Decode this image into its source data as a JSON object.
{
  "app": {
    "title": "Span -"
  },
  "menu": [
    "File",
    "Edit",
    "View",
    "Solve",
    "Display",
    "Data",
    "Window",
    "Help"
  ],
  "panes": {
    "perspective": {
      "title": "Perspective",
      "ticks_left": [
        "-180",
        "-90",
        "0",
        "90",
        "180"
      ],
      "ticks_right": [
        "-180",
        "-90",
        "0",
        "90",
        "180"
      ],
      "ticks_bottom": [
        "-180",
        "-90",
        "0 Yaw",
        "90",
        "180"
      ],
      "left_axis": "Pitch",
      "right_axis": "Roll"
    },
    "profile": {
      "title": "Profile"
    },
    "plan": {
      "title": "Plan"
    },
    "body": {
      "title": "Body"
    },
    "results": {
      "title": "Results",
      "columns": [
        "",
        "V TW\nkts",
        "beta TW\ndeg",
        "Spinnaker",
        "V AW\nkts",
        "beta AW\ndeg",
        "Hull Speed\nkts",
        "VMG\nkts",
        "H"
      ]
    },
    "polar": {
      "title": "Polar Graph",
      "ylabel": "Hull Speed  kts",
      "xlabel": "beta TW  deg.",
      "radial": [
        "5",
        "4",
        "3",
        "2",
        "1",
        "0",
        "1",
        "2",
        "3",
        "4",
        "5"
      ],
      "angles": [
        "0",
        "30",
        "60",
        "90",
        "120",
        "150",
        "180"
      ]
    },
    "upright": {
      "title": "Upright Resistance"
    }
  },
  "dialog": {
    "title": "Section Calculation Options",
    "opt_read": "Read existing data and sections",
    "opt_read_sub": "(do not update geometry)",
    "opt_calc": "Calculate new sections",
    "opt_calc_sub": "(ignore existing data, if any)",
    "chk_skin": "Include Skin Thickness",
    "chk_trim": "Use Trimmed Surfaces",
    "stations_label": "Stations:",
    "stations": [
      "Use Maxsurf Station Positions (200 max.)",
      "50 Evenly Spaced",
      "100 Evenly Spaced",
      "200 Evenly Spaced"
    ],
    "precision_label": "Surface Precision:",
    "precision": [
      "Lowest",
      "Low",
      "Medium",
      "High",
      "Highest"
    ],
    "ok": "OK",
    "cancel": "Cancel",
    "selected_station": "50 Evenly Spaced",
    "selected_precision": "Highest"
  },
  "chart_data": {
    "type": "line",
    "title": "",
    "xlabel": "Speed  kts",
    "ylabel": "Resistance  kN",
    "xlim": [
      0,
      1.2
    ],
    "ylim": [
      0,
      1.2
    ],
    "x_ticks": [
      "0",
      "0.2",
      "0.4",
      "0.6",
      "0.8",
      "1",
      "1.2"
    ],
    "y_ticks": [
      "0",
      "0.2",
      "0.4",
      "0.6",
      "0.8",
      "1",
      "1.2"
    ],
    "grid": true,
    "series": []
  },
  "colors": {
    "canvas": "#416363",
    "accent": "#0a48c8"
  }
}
——————————
WHAT TO PRODUCE
Your task is to reproduce the whole listing exactly.

COMPLETE RESPONSE
Decode this image into its source data as a JSON object.
{
  "app": {
    "title": "Span -"
  },
  "menu": [
    "File",
    "Edit",
    "View",
    "Solve",
    "Display",
    "Data",
    "Window",
    "Help"
  ],
  "panes": {
    "perspective": {
      "title": "Perspective",
      "ticks_left": [
        "-180",
        "-90",
        "0",
        "90",
        "180"
      ],
      "ticks_right": [
        "-180",
        "-90",
        "0",
        "90",
        "180"
      ],
      "ticks_bottom": [
        "-180",
        "-90",
        "0 Yaw",
        "90",
        "180"
      ],
      "left_axis": "Pitch",
      "right_axis": "Roll"
    },
    "profile": {
      "title": "Profile"
    },
    "plan": {
      "title": "Plan"
    },
    "body": {
      "title": "Body"
    },
    "results": {
      "title": "Results",
      "columns": [
        "",
        "V TW\nkts",
        "beta TW\ndeg",
        "Spinnaker",
        "V AW\nkts",
        "beta AW\ndeg",
        "Hull Speed\nkts",
        "VMG\nkts",
        "H"
      ]
    },
    "polar": {
      "title": "Polar Graph",
      "ylabel": "Hull Speed  kts",
      "xlabel": "beta TW  deg.",
      "radial": [
        "5",
        "4",
        "3",
        "2",
        "1",
        "0",
        "1",
        "2",
        "3",
        "4",
        "5"
      ],
      "angles": [
        "0",
        "30",
        "60",
        "90",
        "120",
        "150",
        "180"
      ]
    },
    "upright": {
      "title": "Upright Resistance"
    }
  },
  "dialog": {
    "title": "Section Calculation Options",
    "opt_read": "Read existing data and sections",
    "opt_read_sub": "(do not update geometry)",
    "opt_calc": "Calculate new sections",
    "opt_calc_sub": "(ignore existing data, if any)",
    "chk_skin": "Include Skin Thickness",
    "chk_trim": "Use Trimmed Surfaces",
    "stations_label": "Stations:",
    "stations": [
      "Use Maxsurf Station Positions (200 max.)",
      "50 Evenly Spaced",
      "100 Evenly Spaced",
      "200 Evenly Spaced"
    ],
    "precision_label": "Surface Precision:",
    "precision": [
      "Lowest",
      "Low",
      "Medium",
      "High",
      "Highest"
    ],
    "ok": "OK",
    "cancel": "Cancel",
    "selected_station": "50 Evenly Spaced",
    "selected_precision": "Highest"
  },
  "chart_data": {
    "type": "line",
    "title": "",
    "xlabel": "Speed  kts",
    "ylabel": "Resistance  kN",
    "xlim": [
      0,
      1.2
    ],
    "ylim": [
      0,
      1.2
    ],
    "x_ticks": [
      "0",
      "0.2",
      "0.4",
      "0.6",
      "0.8",
      "1",
      "1.2"
    ],
    "y_ticks": [
      "0",
      "0.2",
      "0.4",
      "0.6",
      "0.8",
      "1",
      "1.2"
    ],
    "grid": true,
    "series": []
  },
  "colors": {
    "canvas": "#416363",
    "accent": "#0a48c8"
  }
}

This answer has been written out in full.